**TO DO:**
Render the listing below as a Markdown table with two columns, Row and Line, giving each line its row number and leaving out blank lines. Begin at the first line of the listing and stop after the line that contains "legend-item-sf6: SF₆ (692, 123, 879, 174)".
**** SUPPLIED MATERIAL ****
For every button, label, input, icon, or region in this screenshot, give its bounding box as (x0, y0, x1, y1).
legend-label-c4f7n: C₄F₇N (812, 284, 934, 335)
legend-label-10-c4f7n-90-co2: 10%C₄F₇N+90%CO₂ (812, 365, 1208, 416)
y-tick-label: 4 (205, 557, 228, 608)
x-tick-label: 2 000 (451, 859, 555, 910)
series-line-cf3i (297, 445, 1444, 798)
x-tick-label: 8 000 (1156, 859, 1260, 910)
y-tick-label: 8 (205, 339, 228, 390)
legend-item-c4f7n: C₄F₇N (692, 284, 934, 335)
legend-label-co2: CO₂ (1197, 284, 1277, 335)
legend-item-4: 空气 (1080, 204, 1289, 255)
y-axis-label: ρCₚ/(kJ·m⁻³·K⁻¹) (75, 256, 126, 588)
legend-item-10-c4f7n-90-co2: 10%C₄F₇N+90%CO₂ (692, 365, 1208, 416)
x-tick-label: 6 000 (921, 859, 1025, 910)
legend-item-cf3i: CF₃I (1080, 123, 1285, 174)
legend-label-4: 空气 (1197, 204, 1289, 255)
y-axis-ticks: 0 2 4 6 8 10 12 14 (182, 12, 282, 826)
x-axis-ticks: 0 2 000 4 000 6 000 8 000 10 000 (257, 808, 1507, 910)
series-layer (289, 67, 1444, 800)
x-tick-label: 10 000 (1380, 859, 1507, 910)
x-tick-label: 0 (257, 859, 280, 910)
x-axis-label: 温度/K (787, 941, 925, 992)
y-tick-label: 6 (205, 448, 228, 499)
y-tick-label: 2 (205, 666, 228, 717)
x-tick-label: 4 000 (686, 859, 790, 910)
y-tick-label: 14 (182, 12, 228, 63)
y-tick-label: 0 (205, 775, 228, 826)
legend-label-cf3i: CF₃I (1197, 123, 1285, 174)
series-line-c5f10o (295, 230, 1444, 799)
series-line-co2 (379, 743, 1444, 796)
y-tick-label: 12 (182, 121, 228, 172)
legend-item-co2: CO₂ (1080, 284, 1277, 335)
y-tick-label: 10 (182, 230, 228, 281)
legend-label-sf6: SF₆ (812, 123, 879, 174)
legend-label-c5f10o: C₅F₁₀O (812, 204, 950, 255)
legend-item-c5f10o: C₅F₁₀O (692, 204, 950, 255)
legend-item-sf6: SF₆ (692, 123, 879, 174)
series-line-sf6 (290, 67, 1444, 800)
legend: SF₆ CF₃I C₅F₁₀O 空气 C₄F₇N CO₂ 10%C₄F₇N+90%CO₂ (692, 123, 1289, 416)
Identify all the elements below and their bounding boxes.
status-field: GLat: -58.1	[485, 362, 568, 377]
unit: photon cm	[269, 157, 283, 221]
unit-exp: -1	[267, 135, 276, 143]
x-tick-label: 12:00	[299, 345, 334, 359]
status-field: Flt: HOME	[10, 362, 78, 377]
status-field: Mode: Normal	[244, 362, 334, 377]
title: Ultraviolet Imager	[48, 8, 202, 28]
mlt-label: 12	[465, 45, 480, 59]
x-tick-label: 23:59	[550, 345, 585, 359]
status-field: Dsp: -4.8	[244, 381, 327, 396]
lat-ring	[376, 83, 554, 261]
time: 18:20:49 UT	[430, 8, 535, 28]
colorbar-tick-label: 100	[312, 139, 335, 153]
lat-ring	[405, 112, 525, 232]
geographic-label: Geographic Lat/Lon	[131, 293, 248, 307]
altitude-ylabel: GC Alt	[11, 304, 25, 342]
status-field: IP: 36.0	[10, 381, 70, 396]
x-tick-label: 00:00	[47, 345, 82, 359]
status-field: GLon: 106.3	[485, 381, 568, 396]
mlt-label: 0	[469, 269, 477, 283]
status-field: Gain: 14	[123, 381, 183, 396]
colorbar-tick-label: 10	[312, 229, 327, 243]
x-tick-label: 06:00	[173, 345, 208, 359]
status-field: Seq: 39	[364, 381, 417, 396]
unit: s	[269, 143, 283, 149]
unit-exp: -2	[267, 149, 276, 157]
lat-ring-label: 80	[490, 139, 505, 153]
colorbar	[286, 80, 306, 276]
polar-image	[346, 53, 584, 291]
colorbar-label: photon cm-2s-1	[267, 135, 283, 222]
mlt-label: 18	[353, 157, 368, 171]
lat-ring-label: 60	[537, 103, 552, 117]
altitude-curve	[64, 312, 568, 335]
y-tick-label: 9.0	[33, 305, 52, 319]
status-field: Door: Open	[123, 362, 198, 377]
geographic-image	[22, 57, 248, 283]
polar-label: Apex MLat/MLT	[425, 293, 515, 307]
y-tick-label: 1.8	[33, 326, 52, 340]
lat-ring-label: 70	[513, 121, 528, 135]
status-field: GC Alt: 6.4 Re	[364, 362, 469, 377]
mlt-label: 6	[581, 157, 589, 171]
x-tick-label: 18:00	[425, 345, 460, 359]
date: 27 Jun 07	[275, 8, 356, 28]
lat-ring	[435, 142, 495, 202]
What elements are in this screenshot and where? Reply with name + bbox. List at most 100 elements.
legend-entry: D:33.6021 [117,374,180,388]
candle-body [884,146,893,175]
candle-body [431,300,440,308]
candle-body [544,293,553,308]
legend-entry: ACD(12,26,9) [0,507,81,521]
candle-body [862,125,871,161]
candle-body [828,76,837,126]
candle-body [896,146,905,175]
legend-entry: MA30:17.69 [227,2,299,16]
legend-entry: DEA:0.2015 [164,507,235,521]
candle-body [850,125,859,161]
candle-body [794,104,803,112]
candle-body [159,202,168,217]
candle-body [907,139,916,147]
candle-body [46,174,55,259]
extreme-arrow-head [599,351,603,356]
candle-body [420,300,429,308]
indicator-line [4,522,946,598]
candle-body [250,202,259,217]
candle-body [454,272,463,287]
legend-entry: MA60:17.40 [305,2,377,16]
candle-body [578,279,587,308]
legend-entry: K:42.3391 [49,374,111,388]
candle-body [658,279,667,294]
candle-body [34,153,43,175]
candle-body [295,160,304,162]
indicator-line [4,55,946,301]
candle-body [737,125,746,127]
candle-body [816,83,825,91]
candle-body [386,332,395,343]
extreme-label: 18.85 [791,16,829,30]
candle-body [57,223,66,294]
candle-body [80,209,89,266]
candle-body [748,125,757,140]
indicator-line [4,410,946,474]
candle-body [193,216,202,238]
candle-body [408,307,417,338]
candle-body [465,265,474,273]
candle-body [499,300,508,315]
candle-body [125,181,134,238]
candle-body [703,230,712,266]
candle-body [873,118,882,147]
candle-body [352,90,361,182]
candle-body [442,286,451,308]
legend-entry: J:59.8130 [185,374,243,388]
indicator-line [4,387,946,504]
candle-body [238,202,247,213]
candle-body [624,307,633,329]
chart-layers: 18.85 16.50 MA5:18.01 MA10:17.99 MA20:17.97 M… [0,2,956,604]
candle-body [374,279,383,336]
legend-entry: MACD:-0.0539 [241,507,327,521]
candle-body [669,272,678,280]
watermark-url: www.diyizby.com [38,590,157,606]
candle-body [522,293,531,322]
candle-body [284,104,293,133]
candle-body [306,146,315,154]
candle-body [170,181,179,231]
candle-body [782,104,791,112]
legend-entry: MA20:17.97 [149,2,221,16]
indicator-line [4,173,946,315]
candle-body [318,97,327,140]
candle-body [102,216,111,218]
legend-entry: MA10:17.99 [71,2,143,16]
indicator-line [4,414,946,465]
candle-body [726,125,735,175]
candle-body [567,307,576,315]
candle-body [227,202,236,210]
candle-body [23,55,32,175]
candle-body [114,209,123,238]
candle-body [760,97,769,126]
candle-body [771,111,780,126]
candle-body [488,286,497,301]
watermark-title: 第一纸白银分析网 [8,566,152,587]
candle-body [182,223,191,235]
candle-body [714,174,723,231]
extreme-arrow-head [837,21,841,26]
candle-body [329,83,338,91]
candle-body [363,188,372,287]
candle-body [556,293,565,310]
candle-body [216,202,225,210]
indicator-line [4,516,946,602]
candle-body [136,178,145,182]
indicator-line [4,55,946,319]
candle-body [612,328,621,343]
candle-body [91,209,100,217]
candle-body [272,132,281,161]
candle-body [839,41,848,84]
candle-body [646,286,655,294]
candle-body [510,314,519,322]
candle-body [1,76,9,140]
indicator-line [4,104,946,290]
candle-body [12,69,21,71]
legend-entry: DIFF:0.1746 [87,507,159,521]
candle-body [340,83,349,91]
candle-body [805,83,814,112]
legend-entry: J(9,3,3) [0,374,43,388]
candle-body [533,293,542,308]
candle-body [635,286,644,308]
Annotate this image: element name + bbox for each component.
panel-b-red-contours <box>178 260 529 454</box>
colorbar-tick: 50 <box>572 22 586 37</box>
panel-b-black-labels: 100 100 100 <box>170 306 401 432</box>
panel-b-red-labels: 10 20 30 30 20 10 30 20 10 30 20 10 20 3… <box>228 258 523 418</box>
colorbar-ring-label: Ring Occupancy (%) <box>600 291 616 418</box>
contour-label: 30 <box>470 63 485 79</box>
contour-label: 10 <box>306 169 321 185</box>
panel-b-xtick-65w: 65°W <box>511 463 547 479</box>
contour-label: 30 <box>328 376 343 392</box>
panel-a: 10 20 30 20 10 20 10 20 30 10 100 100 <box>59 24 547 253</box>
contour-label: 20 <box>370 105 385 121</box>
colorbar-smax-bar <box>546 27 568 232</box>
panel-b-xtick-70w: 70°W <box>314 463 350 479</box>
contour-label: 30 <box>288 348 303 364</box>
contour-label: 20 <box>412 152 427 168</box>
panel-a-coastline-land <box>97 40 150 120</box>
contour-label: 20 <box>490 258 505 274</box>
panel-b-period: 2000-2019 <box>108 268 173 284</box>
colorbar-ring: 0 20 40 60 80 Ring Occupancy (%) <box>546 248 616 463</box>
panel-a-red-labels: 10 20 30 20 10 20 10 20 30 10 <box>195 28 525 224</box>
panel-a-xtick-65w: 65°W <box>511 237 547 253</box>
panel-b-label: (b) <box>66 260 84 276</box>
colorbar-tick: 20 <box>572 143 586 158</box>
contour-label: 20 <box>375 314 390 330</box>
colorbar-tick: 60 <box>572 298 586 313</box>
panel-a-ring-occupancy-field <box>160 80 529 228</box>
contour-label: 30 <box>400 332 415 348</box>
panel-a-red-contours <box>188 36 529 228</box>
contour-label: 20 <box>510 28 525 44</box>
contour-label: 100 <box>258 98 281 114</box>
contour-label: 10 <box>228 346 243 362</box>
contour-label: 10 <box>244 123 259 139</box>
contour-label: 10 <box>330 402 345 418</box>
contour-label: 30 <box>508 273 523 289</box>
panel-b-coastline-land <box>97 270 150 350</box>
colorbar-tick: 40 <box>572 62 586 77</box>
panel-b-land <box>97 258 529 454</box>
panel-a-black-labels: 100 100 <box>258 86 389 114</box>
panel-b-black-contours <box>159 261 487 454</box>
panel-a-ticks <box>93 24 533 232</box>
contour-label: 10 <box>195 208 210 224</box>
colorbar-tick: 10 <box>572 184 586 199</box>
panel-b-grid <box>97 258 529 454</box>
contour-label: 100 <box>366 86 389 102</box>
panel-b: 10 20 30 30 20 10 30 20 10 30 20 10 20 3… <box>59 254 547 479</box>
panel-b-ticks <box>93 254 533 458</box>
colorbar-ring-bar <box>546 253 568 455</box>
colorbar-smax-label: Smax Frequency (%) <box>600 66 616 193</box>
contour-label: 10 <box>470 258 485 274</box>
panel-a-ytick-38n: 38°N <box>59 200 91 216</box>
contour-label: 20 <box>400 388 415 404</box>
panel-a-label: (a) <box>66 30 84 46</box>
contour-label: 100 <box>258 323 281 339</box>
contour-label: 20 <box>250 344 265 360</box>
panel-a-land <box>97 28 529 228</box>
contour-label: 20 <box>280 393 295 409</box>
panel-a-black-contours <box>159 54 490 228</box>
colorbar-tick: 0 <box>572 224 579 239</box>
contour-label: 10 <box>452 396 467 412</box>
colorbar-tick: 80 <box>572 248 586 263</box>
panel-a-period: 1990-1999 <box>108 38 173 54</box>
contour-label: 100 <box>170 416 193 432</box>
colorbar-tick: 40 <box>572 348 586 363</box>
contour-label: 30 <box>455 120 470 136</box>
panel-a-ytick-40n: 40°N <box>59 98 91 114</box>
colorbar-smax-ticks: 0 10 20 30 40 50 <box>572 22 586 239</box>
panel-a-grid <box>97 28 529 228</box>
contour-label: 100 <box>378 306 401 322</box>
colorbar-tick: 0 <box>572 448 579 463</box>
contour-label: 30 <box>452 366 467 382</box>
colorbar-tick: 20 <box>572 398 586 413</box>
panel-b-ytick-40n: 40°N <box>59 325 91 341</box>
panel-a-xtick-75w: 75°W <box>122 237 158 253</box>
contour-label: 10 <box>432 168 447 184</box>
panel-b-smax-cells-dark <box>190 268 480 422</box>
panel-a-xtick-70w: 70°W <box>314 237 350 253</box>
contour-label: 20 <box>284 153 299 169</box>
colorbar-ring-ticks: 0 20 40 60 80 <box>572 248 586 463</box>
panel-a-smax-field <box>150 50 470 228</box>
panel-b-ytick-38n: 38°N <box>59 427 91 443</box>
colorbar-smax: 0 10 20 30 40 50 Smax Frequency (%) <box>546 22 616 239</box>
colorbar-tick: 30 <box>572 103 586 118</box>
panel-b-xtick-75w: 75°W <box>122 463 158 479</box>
****
**SOLUTION FOR THIS TASK:**
| Row | Line |
|---|---|
| 1 | For every button, label, input, icon, or region in this screenshot, give its bounding box as (x0, y0, x1, y1). |
| 2 | legend-label-c4f7n: C₄F₇N (812, 284, 934, 335) |
| 3 | legend-label-10-c4f7n-90-co2: 10%C₄F₇N+90%CO₂ (812, 365, 1208, 416) |
| 4 | y-tick-label: 4 (205, 557, 228, 608) |
| 5 | x-tick-label: 2 000 (451, 859, 555, 910) |
| 6 | series-line-cf3i (297, 445, 1444, 798) |
| 7 | x-tick-label: 8 000 (1156, 859, 1260, 910) |
| 8 | y-tick-label: 8 (205, 339, 228, 390) |
| 9 | legend-item-c4f7n: C₄F₇N (692, 284, 934, 335) |
| 10 | legend-label-co2: CO₂ (1197, 284, 1277, 335) |
| 11 | legend-item-4: 空气 (1080, 204, 1289, 255) |
| 12 | y-axis-label: ρCₚ/(kJ·m⁻³·K⁻¹) (75, 256, 126, 588) |
| 13 | legend-item-10-c4f7n-90-co2: 10%C₄F₇N+90%CO₂ (692, 365, 1208, 416) |
| 14 | x-tick-label: 6 000 (921, 859, 1025, 910) |
| 15 | legend-item-cf3i: CF₃I (1080, 123, 1285, 174) |
| 16 | legend-label-4: 空气 (1197, 204, 1289, 255) |
| 17 | y-axis-ticks: 0 2 4 6 8 10 12 14 (182, 12, 282, 826) |
| 18 | x-axis-ticks: 0 2 000 4 000 6 000 8 000 10 000 (257, 808, 1507, 910) |
| 19 | series-layer (289, 67, 1444, 800) |
| 20 | x-tick-label: 10 000 (1380, 859, 1507, 910) |
| 21 | x-tick-label: 0 (257, 859, 280, 910) |
| 22 | x-axis-label: 温度/K (787, 941, 925, 992) |
| 23 | y-tick-label: 6 (205, 448, 228, 499) |
| 24 | y-tick-label: 2 (205, 666, 228, 717) |
| 25 | x-tick-label: 4 000 (686, 859, 790, 910) |
| 26 | y-tick-label: 14 (182, 12, 228, 63) |
| 27 | y-tick-label: 0 (205, 775, 228, 826) |
| 28 | legend-label-cf3i: CF₃I (1197, 123, 1285, 174) |
| 29 | series-line-c5f10o (295, 230, 1444, 799) |
| 30 | series-line-co2 (379, 743, 1444, 796) |
| 31 | y-tick-label: 12 (182, 121, 228, 172) |
| 32 | legend-item-co2: CO₂ (1080, 284, 1277, 335) |
| 33 | y-tick-label: 10 (182, 230, 228, 281) |
| 34 | legend-label-sf6: SF₆ (812, 123, 879, 174) |
| 35 | legend-label-c5f10o: C₅F₁₀O (812, 204, 950, 255) |
| 36 | legend-item-c5f10o: C₅F₁₀O (692, 204, 950, 255) |
| 37 | legend-item-sf6: SF₆ (692, 123, 879, 174) |